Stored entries
>> begin
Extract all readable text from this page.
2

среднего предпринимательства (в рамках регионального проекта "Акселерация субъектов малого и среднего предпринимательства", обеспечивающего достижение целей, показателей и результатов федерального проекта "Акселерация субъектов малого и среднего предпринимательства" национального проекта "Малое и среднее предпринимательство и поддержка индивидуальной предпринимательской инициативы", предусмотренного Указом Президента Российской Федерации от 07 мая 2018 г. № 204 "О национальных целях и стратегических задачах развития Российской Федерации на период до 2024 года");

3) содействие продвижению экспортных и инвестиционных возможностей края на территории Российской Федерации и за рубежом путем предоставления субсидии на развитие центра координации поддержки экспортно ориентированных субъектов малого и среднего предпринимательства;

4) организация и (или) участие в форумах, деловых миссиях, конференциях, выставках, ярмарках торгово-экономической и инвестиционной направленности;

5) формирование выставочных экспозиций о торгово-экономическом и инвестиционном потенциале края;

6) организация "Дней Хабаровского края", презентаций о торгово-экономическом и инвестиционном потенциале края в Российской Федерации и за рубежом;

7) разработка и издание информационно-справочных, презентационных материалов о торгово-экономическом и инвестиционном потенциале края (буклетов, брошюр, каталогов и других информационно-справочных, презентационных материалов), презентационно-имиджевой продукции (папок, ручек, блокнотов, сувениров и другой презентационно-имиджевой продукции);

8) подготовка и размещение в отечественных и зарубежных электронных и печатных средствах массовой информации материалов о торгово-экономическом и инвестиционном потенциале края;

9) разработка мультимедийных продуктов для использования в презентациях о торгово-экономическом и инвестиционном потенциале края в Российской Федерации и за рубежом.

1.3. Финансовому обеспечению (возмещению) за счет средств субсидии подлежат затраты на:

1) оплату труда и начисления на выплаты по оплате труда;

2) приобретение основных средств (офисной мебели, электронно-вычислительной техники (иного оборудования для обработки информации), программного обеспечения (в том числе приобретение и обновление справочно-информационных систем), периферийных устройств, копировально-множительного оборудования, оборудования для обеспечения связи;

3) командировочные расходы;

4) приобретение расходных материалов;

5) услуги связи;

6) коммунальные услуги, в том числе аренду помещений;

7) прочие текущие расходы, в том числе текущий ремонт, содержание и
>> end
> _Stated task_: List each line of the entries that holds the string "предпринимательства".

> _Response to the task_:
среднего предпринимательства (в рамках регионального проекта "Акселерация субъектов малого и среднего предпринимательства", обеспечивающего достижение целей, показателей и результатов федерального проекта "Акселерация субъектов малого и среднего предпринимательства" национального проекта "Малое и среднее предпринимательство и поддержка индивидуальной предпринимательской инициативы", предусмотренного Указом Президента Российской Федерации от 07 мая 2018 г. № 204 "О национальных целях и стратегических задачах развития Российской Федерации на период до 2024 года");
3) содействие продвижению экспортных и инвестиционных возможностей края на территории Российской Федерации и за рубежом путем предоставления субсидии на развитие центра координации поддержки экспортно ориентированных субъектов малого и среднего предпринимательства;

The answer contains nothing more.